Set exercise —
Images embedded in the records are excluded; print everything else exactly as given.

Extracted records —
** begin **
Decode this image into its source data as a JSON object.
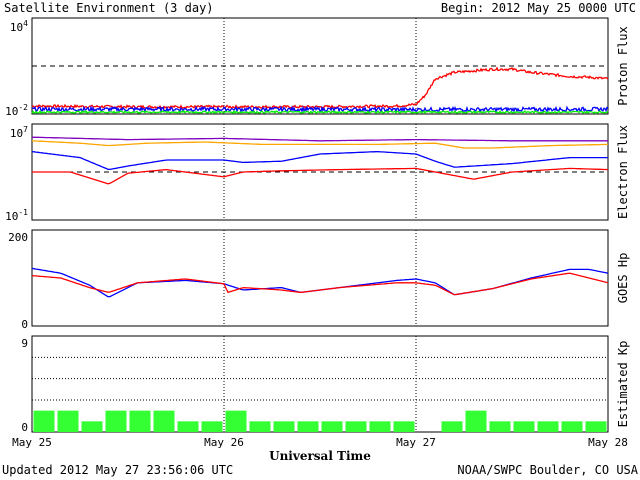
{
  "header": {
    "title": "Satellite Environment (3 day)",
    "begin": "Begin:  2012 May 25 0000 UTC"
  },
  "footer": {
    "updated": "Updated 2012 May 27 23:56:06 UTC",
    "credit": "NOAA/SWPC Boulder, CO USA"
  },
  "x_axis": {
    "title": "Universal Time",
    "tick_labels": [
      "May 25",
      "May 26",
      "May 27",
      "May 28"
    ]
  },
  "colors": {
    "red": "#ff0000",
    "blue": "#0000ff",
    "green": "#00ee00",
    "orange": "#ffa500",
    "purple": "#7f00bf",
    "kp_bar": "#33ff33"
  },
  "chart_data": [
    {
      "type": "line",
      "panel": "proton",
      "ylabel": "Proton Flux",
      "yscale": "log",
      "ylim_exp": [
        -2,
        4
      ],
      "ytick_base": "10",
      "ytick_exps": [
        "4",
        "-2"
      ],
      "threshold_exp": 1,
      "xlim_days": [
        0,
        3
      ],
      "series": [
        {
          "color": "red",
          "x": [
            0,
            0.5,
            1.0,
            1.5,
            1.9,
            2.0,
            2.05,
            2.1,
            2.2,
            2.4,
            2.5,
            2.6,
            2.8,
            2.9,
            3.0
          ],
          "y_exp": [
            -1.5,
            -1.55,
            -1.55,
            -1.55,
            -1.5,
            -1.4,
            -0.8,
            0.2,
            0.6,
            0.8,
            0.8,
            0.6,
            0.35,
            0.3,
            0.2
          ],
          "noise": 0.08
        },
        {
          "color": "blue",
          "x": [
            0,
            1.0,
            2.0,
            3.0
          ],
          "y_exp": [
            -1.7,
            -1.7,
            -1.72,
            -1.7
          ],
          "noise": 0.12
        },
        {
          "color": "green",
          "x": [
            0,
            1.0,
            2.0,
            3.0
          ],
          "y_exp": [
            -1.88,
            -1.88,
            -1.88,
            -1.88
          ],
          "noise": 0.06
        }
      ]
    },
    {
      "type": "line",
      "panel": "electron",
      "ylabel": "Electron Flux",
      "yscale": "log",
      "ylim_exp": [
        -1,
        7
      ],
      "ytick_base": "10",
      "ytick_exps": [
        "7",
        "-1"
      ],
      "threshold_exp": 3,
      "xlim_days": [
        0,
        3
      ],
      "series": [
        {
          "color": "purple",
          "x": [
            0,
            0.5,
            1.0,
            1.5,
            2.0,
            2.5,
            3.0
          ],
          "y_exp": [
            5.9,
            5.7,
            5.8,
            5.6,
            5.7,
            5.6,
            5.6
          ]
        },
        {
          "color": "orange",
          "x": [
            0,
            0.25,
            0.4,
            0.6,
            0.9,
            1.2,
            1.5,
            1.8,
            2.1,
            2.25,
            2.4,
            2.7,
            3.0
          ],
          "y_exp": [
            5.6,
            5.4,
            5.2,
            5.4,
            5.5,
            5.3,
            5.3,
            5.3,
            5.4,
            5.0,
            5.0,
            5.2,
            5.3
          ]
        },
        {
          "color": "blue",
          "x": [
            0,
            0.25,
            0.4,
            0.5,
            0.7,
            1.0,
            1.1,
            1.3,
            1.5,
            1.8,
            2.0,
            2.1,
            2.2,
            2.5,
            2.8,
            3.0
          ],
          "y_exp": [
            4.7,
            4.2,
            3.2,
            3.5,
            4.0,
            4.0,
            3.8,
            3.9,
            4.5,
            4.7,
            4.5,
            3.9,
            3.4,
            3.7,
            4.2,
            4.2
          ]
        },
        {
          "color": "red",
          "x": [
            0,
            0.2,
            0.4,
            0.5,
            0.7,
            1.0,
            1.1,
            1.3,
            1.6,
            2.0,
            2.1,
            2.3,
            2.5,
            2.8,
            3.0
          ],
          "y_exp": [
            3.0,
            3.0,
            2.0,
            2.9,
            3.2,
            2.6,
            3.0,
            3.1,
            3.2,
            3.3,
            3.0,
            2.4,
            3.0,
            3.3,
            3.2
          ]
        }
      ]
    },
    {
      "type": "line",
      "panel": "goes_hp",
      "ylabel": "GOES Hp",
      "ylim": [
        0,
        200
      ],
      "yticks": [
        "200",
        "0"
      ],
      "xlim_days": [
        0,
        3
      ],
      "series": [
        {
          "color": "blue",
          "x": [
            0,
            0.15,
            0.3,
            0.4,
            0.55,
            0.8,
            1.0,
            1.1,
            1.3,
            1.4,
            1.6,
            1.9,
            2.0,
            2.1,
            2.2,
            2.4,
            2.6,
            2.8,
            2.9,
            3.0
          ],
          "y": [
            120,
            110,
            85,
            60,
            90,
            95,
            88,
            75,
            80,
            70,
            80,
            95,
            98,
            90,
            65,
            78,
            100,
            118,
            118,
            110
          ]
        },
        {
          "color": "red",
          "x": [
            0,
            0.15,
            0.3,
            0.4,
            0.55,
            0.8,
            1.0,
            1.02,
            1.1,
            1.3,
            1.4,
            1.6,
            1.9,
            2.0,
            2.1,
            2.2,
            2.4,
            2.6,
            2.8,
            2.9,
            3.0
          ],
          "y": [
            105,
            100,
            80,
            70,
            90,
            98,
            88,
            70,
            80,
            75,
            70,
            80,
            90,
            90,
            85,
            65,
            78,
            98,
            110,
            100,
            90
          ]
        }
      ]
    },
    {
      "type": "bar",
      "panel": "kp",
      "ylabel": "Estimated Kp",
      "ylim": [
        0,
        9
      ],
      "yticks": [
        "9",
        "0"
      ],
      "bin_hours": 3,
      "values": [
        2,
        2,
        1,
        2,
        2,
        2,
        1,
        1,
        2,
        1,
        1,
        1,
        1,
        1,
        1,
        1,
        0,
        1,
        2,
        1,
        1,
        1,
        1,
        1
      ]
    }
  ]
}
** end **
Task output —
Decode this image into its source data as a JSON object.
{
  "header": {
    "title": "Satellite Environment (3 day)",
    "begin": "Begin:  2012 May 25 0000 UTC"
  },
  "footer": {
    "updated": "Updated 2012 May 27 23:56:06 UTC",
    "credit": "NOAA/SWPC Boulder, CO USA"
  },
  "x_axis": {
    "title": "Universal Time",
    "tick_labels": [
      "May 25",
      "May 26",
      "May 27",
      "May 28"
    ]
  },
  "colors": {
    "red": "#ff0000",
    "blue": "#0000ff",
    "green": "#00ee00",
    "orange": "#ffa500",
    "purple": "#7f00bf",
    "kp_bar": "#33ff33"
  },
  "chart_data": [
    {
      "type": "line",
      "panel": "proton",
      "ylabel": "Proton Flux",
      "yscale": "log",
      "ylim_exp": [
        -2,
        4
      ],
      "ytick_base": "10",
      "ytick_exps": [
        "4",
        "-2"
      ],
      "threshold_exp": 1,
      "xlim_days": [
        0,
        3
      ],
      "series": [
        {
          "color": "red",
          "x": [
            0,
            0.5,
            1.0,
            1.5,
            1.9,
            2.0,
            2.05,
            2.1,
            2.2,
            2.4,
            2.5,
            2.6,
            2.8,
            2.9,
            3.0
          ],
          "y_exp": [
            -1.5,
            -1.55,
            -1.55,
            -1.55,
            -1.5,
            -1.4,
            -0.8,
            0.2,
            0.6,
            0.8,
            0.8,
            0.6,
            0.35,
            0.3,
            0.2
          ],
          "noise": 0.08
        },
        {
          "color": "blue",
          "x": [
            0,
            1.0,
            2.0,
            3.0
          ],
          "y_exp": [
            -1.7,
            -1.7,
            -1.72,
            -1.7
          ],
          "noise": 0.12
        },
        {
          "color": "green",
          "x": [
            0,
            1.0,
            2.0,
            3.0
          ],
          "y_exp": [
            -1.88,
            -1.88,
            -1.88,
            -1.88
          ],
          "noise": 0.06
        }
      ]
    },
    {
      "type": "line",
      "panel": "electron",
      "ylabel": "Electron Flux",
      "yscale": "log",
      "ylim_exp": [
        -1,
        7
      ],
      "ytick_base": "10",
      "ytick_exps": [
        "7",
        "-1"
      ],
      "threshold_exp": 3,
      "xlim_days": [
        0,
        3
      ],
      "series": [
        {
          "color": "purple",
          "x": [
            0,
            0.5,
            1.0,
            1.5,
            2.0,
            2.5,
            3.0
          ],
          "y_exp": [
            5.9,
            5.7,
            5.8,
            5.6,
            5.7,
            5.6,
            5.6
          ]
        },
        {
          "color": "orange",
          "x": [
            0,
            0.25,
            0.4,
            0.6,
            0.9,
            1.2,
            1.5,
            1.8,
            2.1,
            2.25,
            2.4,
            2.7,
            3.0
          ],
          "y_exp": [
            5.6,
            5.4,
            5.2,
            5.4,
            5.5,
            5.3,
            5.3,
            5.3,
            5.4,
            5.0,
            5.0,
            5.2,
            5.3
          ]
        },
        {
          "color": "blue",
          "x": [
            0,
            0.25,
            0.4,
            0.5,
            0.7,
            1.0,
            1.1,
            1.3,
            1.5,
            1.8,
            2.0,
            2.1,
            2.2,
            2.5,
            2.8,
            3.0
          ],
          "y_exp": [
            4.7,
            4.2,
            3.2,
            3.5,
            4.0,
            4.0,
            3.8,
            3.9,
            4.5,
            4.7,
            4.5,
            3.9,
            3.4,
            3.7,
            4.2,
            4.2
          ]
        },
        {
          "color": "red",
          "x": [
            0,
            0.2,
            0.4,
            0.5,
            0.7,
            1.0,
            1.1,
            1.3,
            1.6,
            2.0,
            2.1,
            2.3,
            2.5,
            2.8,
            3.0
          ],
          "y_exp": [
            3.0,
            3.0,
            2.0,
            2.9,
            3.2,
            2.6,
            3.0,
            3.1,
            3.2,
            3.3,
            3.0,
            2.4,
            3.0,
            3.3,
            3.2
          ]
        }
      ]
    },
    {
      "type": "line",
      "panel": "goes_hp",
      "ylabel": "GOES Hp",
      "ylim": [
        0,
        200
      ],
      "yticks": [
        "200",
        "0"
      ],
      "xlim_days": [
        0,
        3
      ],
      "series": [
        {
          "color": "blue",
          "x": [
            0,
            0.15,
            0.3,
            0.4,
            0.55,
            0.8,
            1.0,
            1.1,
            1.3,
            1.4,
            1.6,
            1.9,
            2.0,
            2.1,
            2.2,
            2.4,
            2.6,
            2.8,
            2.9,
            3.0
          ],
          "y": [
            120,
            110,
            85,
            60,
            90,
            95,
            88,
            75,
            80,
            70,
            80,
            95,
            98,
            90,
            65,
            78,
            100,
            118,
            118,
            110
          ]
        },
        {
          "color": "red",
          "x": [
            0,
            0.15,
            0.3,
            0.4,
            0.55,
            0.8,
            1.0,
            1.02,
            1.1,
            1.3,
            1.4,
            1.6,
            1.9,
            2.0,
            2.1,
            2.2,
            2.4,
            2.6,
            2.8,
            2.9,
            3.0
          ],
          "y": [
            105,
            100,
            80,
            70,
            90,
            98,
            88,
            70,
            80,
            75,
            70,
            80,
            90,
            90,
            85,
            65,
            78,
            98,
            110,
            100,
            90
          ]
        }
      ]
    },
    {
      "type": "bar",
      "panel": "kp",
      "ylabel": "Estimated Kp",
      "ylim": [
        0,
        9
      ],
      "yticks": [
        "9",
        "0"
      ],
      "bin_hours": 3,
      "values": [
        2,
        2,
        1,
        2,
        2,
        2,
        1,
        1,
        2,
        1,
        1,
        1,
        1,
        1,
        1,
        1,
        0,
        1,
        2,
        1,
        1,
        1,
        1,
        1
      ]
    }
  ]
}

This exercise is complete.